■ **THE EXERCISE**: Work out how many lines in the entries contain the string "legal", and give nothing but that number.

■ **SOURCE RECORDS**:
+--

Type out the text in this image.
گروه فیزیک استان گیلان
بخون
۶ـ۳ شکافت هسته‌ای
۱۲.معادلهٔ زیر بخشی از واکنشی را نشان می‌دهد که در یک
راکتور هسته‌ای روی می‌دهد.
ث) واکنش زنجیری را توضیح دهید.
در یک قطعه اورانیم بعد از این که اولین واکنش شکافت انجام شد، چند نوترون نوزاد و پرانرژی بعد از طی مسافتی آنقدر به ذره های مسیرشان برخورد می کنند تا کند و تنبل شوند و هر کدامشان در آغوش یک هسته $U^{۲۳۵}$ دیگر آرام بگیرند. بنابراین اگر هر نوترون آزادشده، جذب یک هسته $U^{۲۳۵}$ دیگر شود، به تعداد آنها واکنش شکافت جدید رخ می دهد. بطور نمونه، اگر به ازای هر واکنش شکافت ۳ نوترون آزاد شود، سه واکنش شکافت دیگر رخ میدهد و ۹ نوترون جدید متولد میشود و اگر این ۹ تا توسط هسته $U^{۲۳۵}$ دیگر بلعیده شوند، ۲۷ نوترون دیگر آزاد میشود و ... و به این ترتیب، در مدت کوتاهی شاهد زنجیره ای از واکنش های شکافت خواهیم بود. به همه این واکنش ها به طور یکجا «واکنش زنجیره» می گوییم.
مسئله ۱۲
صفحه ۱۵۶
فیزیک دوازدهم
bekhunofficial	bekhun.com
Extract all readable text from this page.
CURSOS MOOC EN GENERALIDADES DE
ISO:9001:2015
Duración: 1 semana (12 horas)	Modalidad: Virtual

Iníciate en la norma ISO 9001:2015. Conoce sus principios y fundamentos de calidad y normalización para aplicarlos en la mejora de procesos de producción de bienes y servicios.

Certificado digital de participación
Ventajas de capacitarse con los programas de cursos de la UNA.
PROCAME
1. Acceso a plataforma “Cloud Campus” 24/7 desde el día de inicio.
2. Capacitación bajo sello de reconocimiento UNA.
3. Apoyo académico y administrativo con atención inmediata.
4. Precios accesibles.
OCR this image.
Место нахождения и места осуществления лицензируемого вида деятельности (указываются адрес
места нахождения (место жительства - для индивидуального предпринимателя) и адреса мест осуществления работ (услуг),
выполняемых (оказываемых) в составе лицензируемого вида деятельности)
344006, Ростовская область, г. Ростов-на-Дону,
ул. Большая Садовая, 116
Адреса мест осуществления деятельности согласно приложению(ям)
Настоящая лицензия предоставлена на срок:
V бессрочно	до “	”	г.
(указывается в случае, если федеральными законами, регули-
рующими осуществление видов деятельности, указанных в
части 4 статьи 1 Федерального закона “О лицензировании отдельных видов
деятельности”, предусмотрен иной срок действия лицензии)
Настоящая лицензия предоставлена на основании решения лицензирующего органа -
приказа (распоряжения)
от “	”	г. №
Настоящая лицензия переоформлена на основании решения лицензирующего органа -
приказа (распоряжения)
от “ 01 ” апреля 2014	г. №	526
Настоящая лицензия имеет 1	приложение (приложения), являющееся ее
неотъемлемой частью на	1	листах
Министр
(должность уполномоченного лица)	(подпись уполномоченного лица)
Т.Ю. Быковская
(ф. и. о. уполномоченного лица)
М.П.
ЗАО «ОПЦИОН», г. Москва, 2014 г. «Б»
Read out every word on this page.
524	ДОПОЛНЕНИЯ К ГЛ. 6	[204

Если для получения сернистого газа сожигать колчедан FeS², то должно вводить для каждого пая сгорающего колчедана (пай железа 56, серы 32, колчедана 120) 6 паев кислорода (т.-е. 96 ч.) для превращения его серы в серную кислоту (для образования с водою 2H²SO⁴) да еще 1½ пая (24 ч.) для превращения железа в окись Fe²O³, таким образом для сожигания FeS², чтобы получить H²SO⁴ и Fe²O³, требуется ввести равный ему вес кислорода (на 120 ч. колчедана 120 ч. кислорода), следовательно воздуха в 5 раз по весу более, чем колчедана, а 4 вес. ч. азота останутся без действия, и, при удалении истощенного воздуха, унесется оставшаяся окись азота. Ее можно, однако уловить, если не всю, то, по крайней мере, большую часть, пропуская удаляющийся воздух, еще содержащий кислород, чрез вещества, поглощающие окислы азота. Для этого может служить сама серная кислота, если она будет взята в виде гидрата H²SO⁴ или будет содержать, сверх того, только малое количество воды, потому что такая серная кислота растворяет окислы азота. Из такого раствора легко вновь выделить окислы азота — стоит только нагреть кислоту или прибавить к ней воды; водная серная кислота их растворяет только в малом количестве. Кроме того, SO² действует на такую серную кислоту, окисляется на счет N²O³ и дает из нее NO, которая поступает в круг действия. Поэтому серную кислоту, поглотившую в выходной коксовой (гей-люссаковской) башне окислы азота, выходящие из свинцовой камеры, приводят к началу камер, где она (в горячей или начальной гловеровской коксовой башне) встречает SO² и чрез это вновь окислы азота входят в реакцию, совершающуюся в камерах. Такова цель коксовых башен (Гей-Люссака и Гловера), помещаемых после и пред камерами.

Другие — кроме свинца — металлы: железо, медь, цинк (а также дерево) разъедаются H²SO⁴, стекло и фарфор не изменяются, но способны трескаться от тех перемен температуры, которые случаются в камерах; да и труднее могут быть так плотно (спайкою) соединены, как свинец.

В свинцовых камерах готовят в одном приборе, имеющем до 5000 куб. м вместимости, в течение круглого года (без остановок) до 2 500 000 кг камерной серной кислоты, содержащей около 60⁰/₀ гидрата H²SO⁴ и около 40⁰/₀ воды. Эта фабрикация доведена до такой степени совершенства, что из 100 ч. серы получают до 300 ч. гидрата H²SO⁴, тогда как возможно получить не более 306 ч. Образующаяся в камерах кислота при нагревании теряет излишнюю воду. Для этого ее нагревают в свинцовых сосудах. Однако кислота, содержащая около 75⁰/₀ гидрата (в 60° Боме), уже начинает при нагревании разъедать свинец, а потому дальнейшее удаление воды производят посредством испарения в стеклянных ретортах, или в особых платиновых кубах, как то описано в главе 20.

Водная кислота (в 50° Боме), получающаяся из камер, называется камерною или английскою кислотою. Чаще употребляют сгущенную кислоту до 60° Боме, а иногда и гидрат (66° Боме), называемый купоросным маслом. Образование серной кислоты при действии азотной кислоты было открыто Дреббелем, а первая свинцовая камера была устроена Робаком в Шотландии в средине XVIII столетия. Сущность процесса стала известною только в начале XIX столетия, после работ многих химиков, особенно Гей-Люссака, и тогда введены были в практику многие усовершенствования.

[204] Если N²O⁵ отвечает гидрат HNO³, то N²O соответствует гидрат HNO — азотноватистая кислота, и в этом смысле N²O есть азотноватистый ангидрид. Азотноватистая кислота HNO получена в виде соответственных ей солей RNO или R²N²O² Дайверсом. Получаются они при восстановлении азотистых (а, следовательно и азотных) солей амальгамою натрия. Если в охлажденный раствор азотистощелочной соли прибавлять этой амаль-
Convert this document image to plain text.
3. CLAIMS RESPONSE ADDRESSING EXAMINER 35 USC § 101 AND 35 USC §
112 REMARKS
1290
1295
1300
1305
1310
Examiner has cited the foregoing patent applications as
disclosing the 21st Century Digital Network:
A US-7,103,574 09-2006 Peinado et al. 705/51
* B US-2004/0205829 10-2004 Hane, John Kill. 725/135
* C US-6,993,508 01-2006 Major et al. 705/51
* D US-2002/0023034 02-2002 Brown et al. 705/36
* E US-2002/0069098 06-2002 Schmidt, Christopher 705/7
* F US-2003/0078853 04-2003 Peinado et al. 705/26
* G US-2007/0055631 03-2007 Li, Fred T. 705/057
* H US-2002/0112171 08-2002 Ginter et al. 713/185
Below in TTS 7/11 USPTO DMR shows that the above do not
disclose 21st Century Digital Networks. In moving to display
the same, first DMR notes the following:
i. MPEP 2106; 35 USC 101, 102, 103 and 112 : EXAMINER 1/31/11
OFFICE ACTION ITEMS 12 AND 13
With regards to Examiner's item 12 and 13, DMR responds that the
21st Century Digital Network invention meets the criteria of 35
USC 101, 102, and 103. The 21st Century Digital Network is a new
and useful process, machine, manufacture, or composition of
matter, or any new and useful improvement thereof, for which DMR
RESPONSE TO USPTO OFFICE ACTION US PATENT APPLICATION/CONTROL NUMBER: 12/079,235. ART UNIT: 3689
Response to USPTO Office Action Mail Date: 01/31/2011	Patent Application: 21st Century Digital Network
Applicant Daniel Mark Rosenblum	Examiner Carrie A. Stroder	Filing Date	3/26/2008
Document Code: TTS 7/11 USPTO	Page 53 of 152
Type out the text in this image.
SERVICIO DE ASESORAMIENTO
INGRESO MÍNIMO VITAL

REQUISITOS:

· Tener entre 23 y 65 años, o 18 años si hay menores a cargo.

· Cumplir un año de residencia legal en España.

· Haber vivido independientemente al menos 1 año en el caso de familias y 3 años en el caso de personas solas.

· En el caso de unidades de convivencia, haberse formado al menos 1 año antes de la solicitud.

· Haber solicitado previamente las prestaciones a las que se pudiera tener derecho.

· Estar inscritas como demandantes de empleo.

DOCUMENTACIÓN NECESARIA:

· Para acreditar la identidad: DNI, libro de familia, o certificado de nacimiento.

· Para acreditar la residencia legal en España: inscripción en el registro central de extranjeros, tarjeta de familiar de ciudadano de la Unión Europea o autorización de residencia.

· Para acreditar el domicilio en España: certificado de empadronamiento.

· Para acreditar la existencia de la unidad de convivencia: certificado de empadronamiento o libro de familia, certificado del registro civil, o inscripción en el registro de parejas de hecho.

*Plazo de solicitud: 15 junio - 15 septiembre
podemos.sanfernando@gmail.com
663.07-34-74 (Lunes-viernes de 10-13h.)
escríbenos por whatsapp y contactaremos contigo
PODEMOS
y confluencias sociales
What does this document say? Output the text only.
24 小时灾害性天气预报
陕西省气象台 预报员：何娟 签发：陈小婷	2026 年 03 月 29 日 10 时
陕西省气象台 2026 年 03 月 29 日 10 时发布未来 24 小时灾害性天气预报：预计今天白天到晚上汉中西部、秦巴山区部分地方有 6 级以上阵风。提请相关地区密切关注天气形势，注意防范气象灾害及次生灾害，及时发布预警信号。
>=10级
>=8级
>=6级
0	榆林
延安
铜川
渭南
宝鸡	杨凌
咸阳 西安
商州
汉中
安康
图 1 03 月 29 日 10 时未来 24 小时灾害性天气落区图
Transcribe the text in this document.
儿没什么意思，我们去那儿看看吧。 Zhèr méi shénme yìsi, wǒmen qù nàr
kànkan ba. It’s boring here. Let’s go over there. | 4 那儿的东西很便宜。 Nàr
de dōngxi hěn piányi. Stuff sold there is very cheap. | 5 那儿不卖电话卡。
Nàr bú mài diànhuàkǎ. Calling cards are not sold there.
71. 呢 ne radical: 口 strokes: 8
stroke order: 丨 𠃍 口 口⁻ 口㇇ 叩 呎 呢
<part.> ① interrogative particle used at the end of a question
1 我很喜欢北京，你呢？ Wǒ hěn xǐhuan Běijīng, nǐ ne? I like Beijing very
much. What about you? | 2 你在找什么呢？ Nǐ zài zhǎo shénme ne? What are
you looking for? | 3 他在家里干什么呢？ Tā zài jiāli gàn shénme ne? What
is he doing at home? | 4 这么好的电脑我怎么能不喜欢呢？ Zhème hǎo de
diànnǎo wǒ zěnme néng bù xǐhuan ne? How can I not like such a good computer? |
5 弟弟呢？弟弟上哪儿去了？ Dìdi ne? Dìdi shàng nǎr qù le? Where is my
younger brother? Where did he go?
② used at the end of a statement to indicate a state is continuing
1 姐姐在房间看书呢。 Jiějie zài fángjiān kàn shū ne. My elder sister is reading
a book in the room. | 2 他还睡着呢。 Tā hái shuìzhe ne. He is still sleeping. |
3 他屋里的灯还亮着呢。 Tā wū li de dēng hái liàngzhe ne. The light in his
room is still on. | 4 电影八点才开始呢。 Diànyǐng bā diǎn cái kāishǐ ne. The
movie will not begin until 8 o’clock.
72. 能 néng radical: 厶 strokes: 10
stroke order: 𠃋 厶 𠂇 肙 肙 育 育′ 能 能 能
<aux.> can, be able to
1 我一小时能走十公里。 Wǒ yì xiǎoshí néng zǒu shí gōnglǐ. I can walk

+--

■ **REPLY TO THE EXERCISE**: 2